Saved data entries
□ □ □ □ □
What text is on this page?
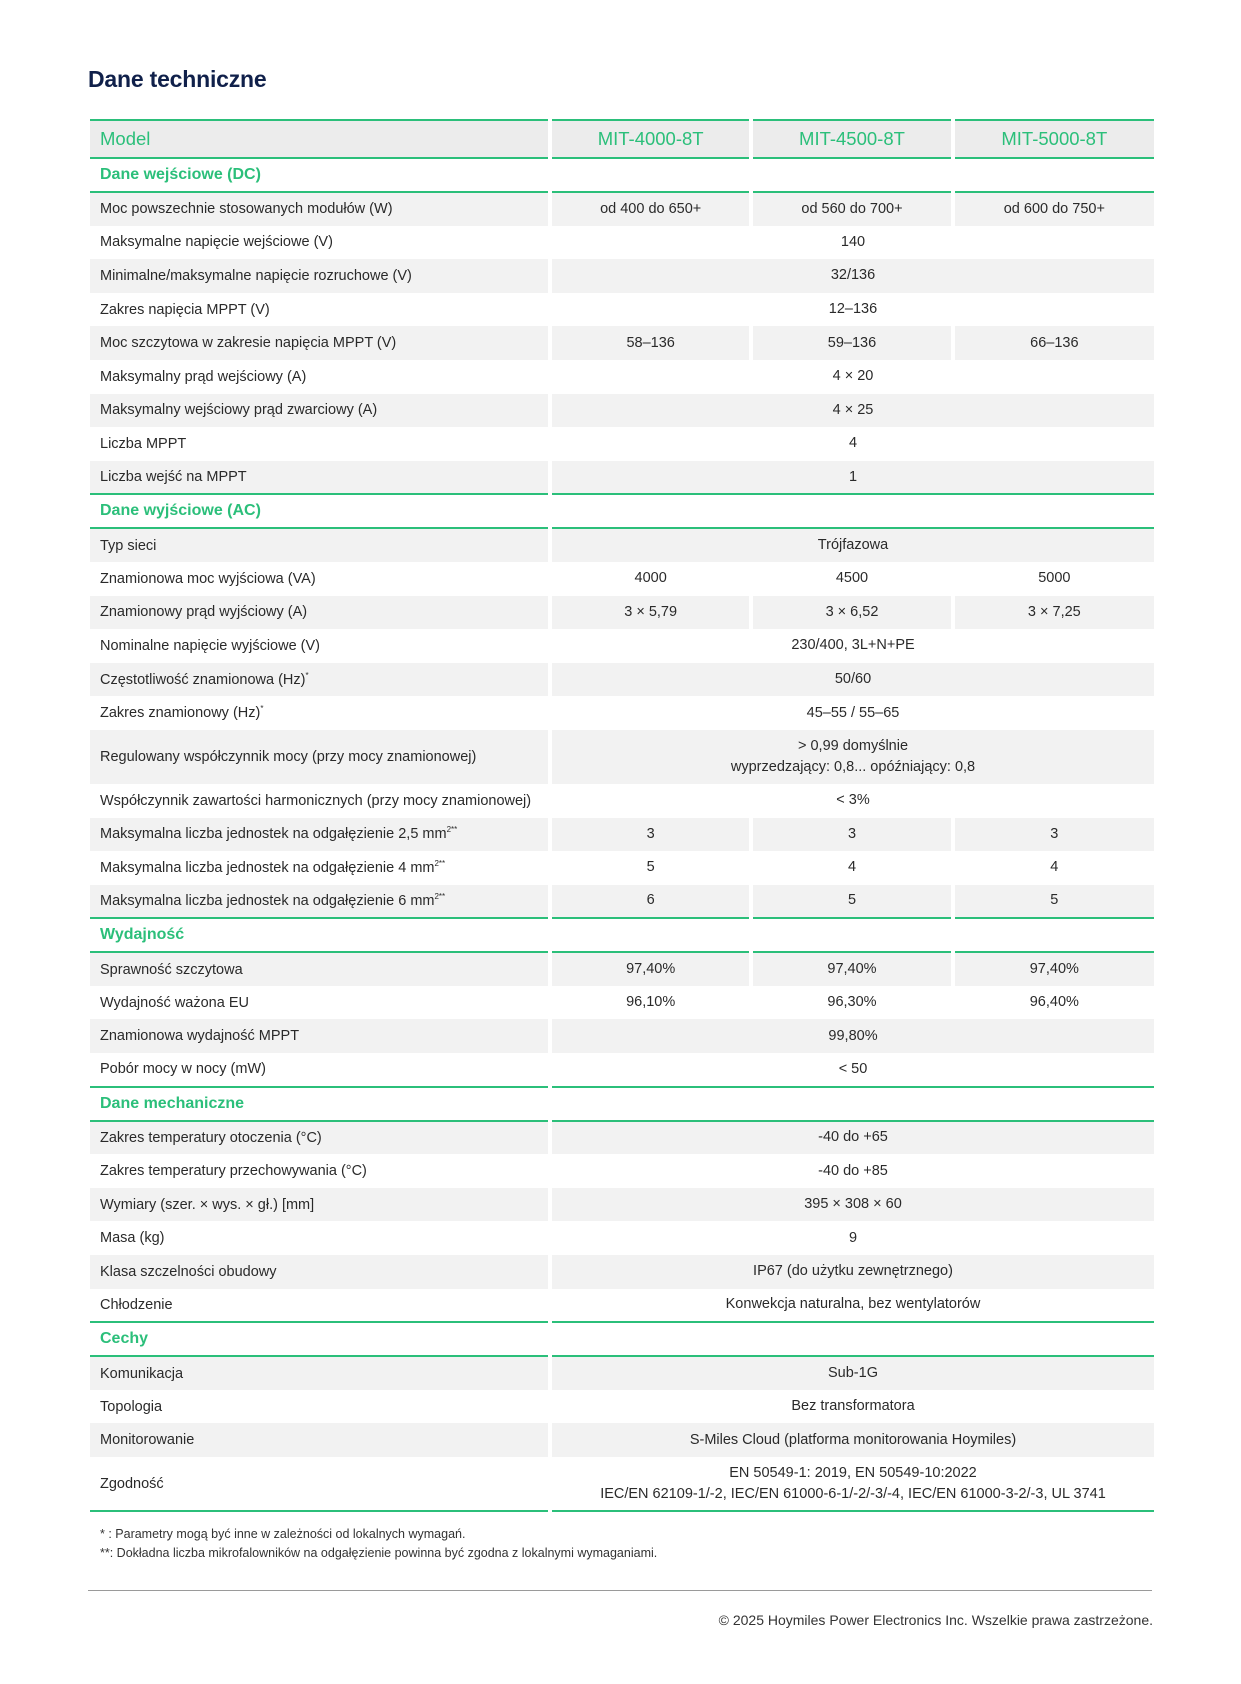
Dane techniczne
Model	MIT-4000-8T	MIT-4500-8T	MIT-5000-8T
Dane wejściowe (DC)			
Moc powszechnie stosowanych modułów (W)	od 400 do 650+	od 560 do 700+	od 600 do 750+
Maksymalne napięcie wejściowe (V)	140		

Minimalne/maksymalne napięcie rozruchowe (V)	32/136		

Zakres napięcia MPPT (V)	12–136		

Moc szczytowa w zakresie napięcia MPPT (V)	58–136	59–136	66–136
Maksymalny prąd wejściowy (A)	4 × 20		

Maksymalny wejściowy prąd zwarciowy (A)	4 × 25		

Liczba MPPT	4		

Liczba wejść na MPPT	1		

Dane wyjściowe (AC)			
Typ sieci	Trójfazowa		

Znamionowa moc wyjściowa (VA)	4000	4500	5000
Znamionowy prąd wyjściowy (A)	3 × 5,79	3 × 6,52	3 × 7,25
Nominalne napięcie wyjściowe (V)	230/400, 3L+N+PE		

Częstotliwość znamionowa (Hz)*	50/60		

Zakres znamionowy (Hz)*	45–55 / 55–65		

Regulowany współczynnik mocy (przy mocy znamionowej)	> 0,99 domyślnie
wyprzedzający: 0,8... opóźniający: 0,8		

Współczynnik zawartości harmonicznych (przy mocy znamionowej)	< 3%		

Maksymalna liczba jednostek na odgałęzienie 2,5 $mm^{2**}$	3	3	3
Maksymalna liczba jednostek na odgałęzienie 4 $mm^{2**}$	5	4	4
Maksymalna liczba jednostek na odgałęzienie 6 $mm^{2**}$	6	5	5
Wydajność			
Sprawność szczytowa	97,40%	97,40%	97,40%
Wydajność ważona EU	96,10%	96,30%	96,40%
Znamionowa wydajność MPPT	99,80%		

Pobór mocy w nocy (mW)	< 50		

Dane mechaniczne			
Zakres temperatury otoczenia (°C)	-40 do +65		

Zakres temperatury przechowywania (°C)	-40 do +85		

Wymiary (szer. × wys. × gł.) [mm]	395 × 308 × 60		

Masa (kg)	9		

Klasa szczelności obudowy	IP67 (do użytku zewnętrznego)		

Chłodzenie	Konwekcja naturalna, bez wentylatorów		

Cechy			
Komunikacja	Sub-1G		

Topologia	Bez transformatora		

Monitorowanie	S-Miles Cloud (platforma monitorowania Hoymiles)		

Zgodność	EN 50549-1: 2019, EN 50549-10:2022
IEC/EN 62109-1/-2, IEC/EN 61000-6-1/-2/-3/-4, IEC/EN 61000-3-2/-3, UL 3741		
* : Parametry mogą być inne w zależności od lokalnych wymagań.
**: Dokładna liczba mikrofalowników na odgałęzienie powinna być zgodna z lokalnymi wymaganiami.
© 2025 Hoymiles Power Electronics Inc. Wszelkie prawa zastrzeżone.
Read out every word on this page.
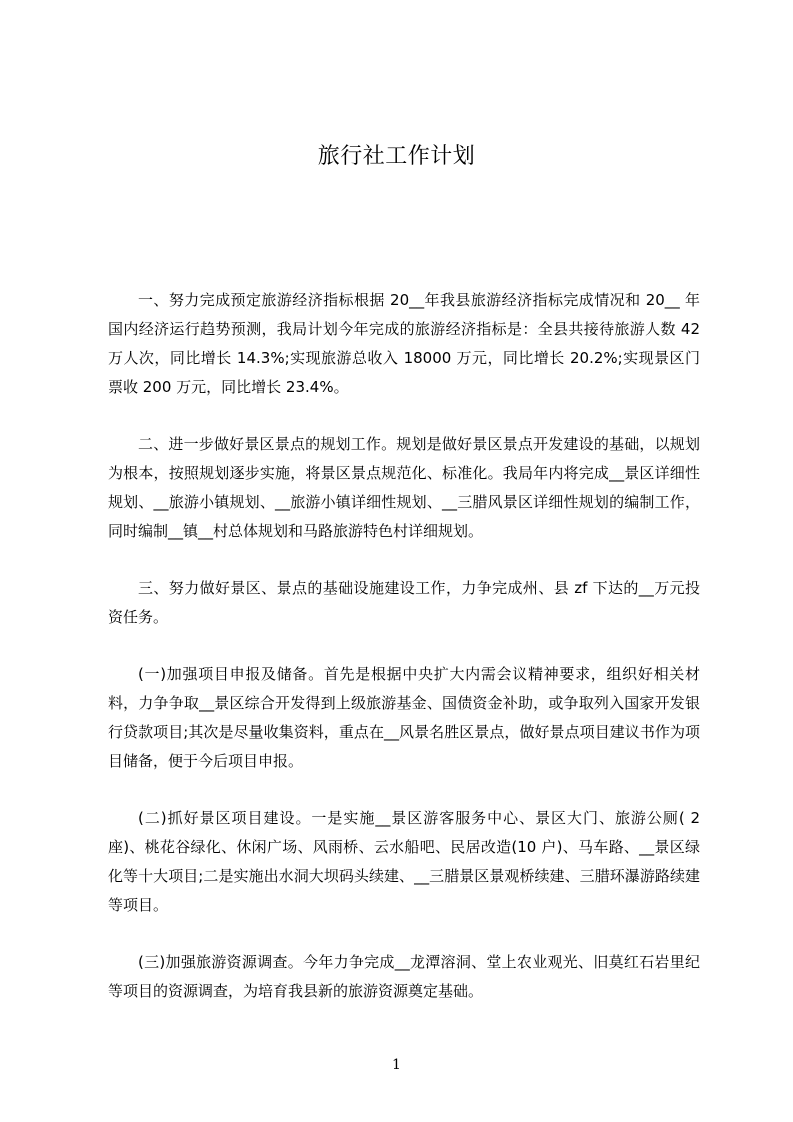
旅行社工作计划

一、努力完成预定旅游经济指标根据 20__年我县旅游经济指标完成情况和 20__ 年国内经济运行趋势预测，我局计划今年完成的旅游经济指标是：全县共接待旅游人数 42 万人次，同比增长 14.3%;实现旅游总收入 18000 万元，同比增长 20.2%;实现景区门票收 200 万元，同比增长 23.4%。

二、进一步做好景区景点的规划工作。规划是做好景区景点开发建设的基础，以规划为根本，按照规划逐步实施，将景区景点规范化、标准化。我局年内将完成__景区详细性规划、__旅游小镇规划、__旅游小镇详细性规划、__三腊风景区详细性规划的编制工作，同时编制__镇__村总体规划和马路旅游特色村详细规划。

三、努力做好景区、景点的基础设施建设工作，力争完成州、县 zf 下达的__万元投资任务。

(一)加强项目申报及储备。首先是根据中央扩大内需会议精神要求，组织好相关材料，力争争取__景区综合开发得到上级旅游基金、国债资金补助，或争取列入国家开发银行贷款项目;其次是尽量收集资料，重点在__风景名胜区景点，做好景点项目建议书作为项目储备，便于今后项目申报。

(二)抓好景区项目建设。一是实施__景区游客服务中心、景区大门、旅游公厕( 2 座)、桃花谷绿化、休闲广场、风雨桥、云水船吧、民居改造(10 户)、马车路、__景区绿化等十大项目;二是实施出水洞大坝码头续建、__三腊景区景观桥续建、三腊环瀑游路续建等项目。

(三)加强旅游资源调查。今年力争完成__龙潭溶洞、堂上农业观光、旧莫红石岩里纪等项目的资源调查，为培育我县新的旅游资源奠定基础。

1
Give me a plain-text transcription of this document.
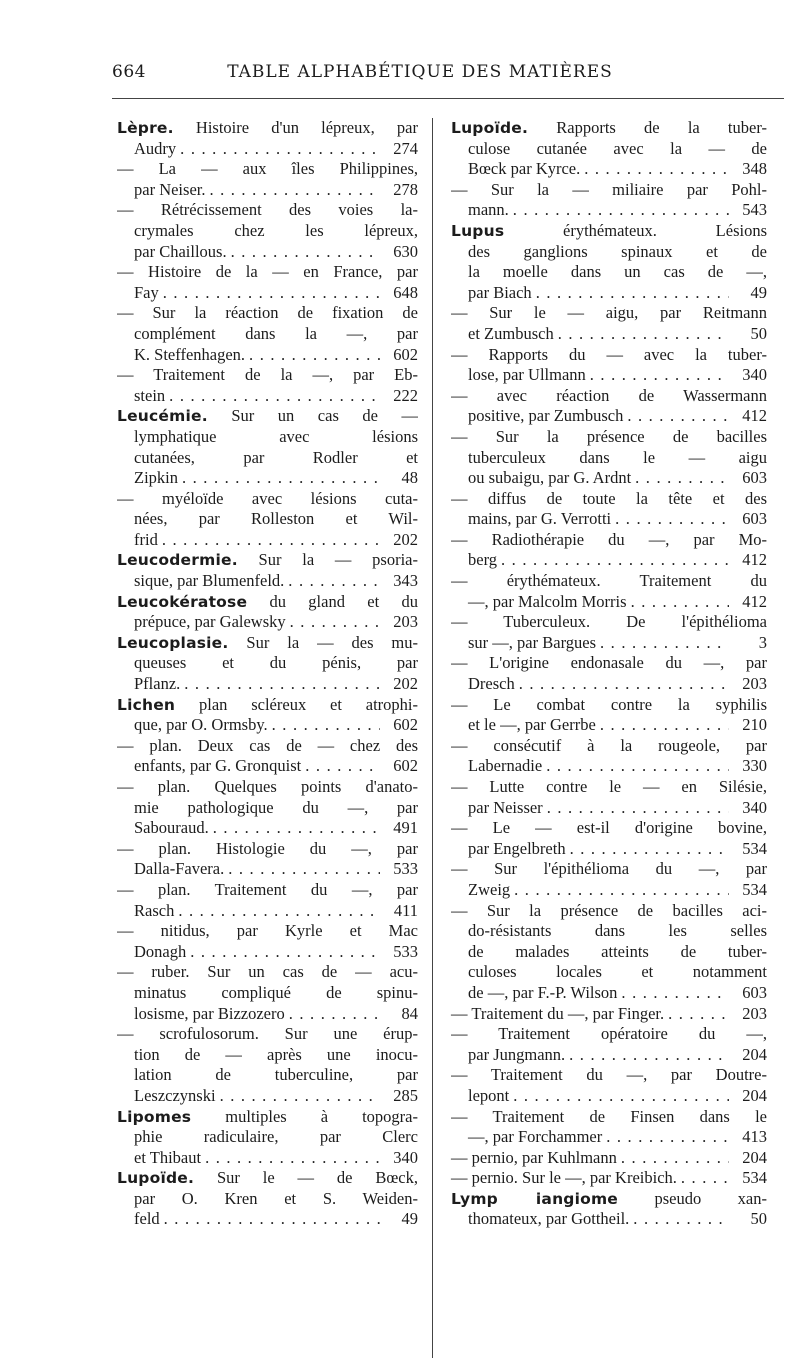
664	TABLE ALPHABÉTIQUE DES MATIÈRES
Lèpre. Histoire d'un lépreux, par
Audry . . .	274
— La — aux îles Philippines,
par Neiser. . . .	278
— Rétrécissement des voies la-
crymales chez les lépreux,
par Chaillous. . . .	630
— Histoire de la — en France, par
Fay . . .	648
— Sur la réaction de fixation de
complément dans la —, par
K. Steffenhagen. . . .	602
— Traitement de la —, par Eb-
stein . . .	222
Leucémie. Sur un cas de —
lymphatique avec lésions
cutanées, par Rodler et
Zipkin . . .	48
— myéloïde avec lésions cuta-
nées, par Rolleston et Wil-
frid . . .	202
Leucodermie. Sur la — psoria-
sique, par Blumenfeld. . . .	343
Leucokératose du gland et du
prépuce, par Galewsky . . .	203
Leucoplasie. Sur la — des mu-
queuses et du pénis, par
Pflanz. . . .	202
Lichen plan scléreux et atrophi-
que, par O. Ormsby. . . .	602
— plan. Deux cas de — chez des
enfants, par G. Gronquist . . .	602
— plan. Quelques points d'anato-
mie pathologique du —, par
Sabouraud. . . .	491
— plan. Histologie du —, par
Dalla-Favera. . . .	533
— plan. Traitement du —, par
Rasch . . .	411
— nitidus, par Kyrle et Mac
Donagh . . .	533
— ruber. Sur un cas de — acu-
minatus compliqué de spinu-
losisme, par Bizzozero . . .	84
— scrofulosorum. Sur une érup-
tion de — après une inocu-
lation de tuberculine, par
Leszczynski . . .	285
Lipomes multiples à topogra-
phie radiculaire, par Clerc
et Thibaut . . .	340
Lupoïde. Sur le — de Bœck,
par O. Kren et S. Weiden-
feld . . .	49
Lupoïde. Rapports de la tuber-
culose cutanée avec la — de
Bœck par Kyrce. . . .	348
— Sur la — miliaire par Pohl-
mann. . . .	543
Lupus érythémateux. Lésions
des ganglions spinaux et de
la moelle dans un cas de —,
par Biach . . .	49
— Sur le — aigu, par Reitmann
et Zumbusch . . .	50
— Rapports du — avec la tuber-
lose, par Ullmann . . .	340
— avec réaction de Wassermann
positive, par Zumbusch . . .	412
— Sur la présence de bacilles
tuberculeux dans le — aigu
ou subaigu, par G. Ardnt . . .	603
— diffus de toute la tête et des
mains, par G. Verrotti . . .	603
— Radiothérapie du —, par Mo-
berg . . .	412
— érythémateux. Traitement du
—, par Malcolm Morris . . .	412
— Tuberculeux. De l'épithélioma
sur —, par Bargues . . .	3
— L'origine endonasale du —, par
Dresch . . .	203
— Le combat contre la syphilis
et le —, par Gerrbe . . .	210
— consécutif à la rougeole, par
Labernadie . . .	330
— Lutte contre le — en Silésie,
par Neisser . . .	340
— Le — est-il d'origine bovine,
par Engelbreth . . .	534
— Sur l'épithélioma du —, par
Zweig . . .	534
— Sur la présence de bacilles aci-
do-résistants dans les selles
de malades atteints de tuber-
culoses locales et notamment
de —, par F.-P. Wilson . . .	603
— Traitement du —, par Finger. . . .	203
— Traitement opératoire du —,
par Jungmann. . . .	204
— Traitement du —, par Doutre-
lepont . . .	204
— Traitement de Finsen dans le
—, par Forchammer . . .	413
— pernio, par Kuhlmann . . .	204
— pernio. Sur le —, par Kreibich. . . .	534
Lymp iangiome pseudo xan-
thomateux, par Gottheil. . . .	50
□ □ □ □ □
# Task instructions
Show the lines of the data that hold the word "jednostek".

# Response
Maksymalna liczba jednostek na odgałęzienie 2,5 $mm^{2**}$	3	3	3
Maksymalna liczba jednostek na odgałęzienie 4 $mm^{2**}$	5	4	4
Maksymalna liczba jednostek na odgałęzienie 6 $mm^{2**}$	6	5	5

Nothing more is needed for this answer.